Figure record listings:
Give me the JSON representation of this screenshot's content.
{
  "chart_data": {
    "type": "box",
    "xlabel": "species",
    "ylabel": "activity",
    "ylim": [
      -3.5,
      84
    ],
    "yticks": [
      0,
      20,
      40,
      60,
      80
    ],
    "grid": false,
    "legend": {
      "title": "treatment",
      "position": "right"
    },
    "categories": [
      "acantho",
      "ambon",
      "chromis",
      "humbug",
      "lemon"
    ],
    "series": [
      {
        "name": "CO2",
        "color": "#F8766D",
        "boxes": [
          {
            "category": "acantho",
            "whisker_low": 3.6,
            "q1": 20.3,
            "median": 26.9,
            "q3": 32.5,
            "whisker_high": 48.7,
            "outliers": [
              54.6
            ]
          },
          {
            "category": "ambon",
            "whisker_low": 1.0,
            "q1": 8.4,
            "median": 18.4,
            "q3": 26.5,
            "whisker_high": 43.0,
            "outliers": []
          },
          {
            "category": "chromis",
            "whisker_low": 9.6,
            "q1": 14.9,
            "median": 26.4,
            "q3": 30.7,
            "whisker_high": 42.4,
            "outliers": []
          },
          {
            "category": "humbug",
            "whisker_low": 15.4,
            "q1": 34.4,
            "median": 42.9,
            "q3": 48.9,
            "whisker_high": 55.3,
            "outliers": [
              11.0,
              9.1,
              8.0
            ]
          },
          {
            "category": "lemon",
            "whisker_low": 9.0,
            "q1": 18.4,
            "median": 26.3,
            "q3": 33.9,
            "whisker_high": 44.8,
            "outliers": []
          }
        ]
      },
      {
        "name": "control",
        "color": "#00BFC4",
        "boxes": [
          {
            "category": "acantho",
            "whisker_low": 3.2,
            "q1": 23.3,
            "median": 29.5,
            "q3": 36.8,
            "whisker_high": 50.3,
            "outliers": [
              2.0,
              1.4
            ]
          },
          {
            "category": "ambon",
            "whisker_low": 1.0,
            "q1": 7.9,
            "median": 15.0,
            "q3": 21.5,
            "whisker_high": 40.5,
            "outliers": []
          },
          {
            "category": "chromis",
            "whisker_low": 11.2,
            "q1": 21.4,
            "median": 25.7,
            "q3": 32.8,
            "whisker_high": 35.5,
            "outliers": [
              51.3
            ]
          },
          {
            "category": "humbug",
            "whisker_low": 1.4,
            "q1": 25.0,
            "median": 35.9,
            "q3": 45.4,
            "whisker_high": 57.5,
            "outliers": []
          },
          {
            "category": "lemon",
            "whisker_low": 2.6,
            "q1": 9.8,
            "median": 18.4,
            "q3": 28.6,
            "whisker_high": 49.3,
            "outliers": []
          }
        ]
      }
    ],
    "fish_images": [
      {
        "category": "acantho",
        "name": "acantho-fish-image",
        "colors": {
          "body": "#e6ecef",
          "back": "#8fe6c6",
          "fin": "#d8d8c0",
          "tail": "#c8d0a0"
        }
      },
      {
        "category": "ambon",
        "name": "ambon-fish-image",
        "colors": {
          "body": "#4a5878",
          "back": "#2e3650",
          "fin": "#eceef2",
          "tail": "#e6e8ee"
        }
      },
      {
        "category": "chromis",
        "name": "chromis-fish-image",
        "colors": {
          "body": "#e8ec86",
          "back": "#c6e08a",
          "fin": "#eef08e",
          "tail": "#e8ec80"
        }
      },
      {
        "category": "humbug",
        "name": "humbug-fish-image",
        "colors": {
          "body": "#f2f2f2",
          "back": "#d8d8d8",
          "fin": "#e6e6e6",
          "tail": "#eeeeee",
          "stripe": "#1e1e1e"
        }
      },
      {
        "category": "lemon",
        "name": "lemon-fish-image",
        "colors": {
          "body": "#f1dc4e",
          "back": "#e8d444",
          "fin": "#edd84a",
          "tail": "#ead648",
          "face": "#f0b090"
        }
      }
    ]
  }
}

What is being asked:
Copy out every line of the listing that includes the string "back".

Solution to this problem:
          "back": "#8fe6c6",
          "back": "#2e3650",
          "back": "#c6e08a",
          "back": "#d8d8d8",
          "back": "#e8d444",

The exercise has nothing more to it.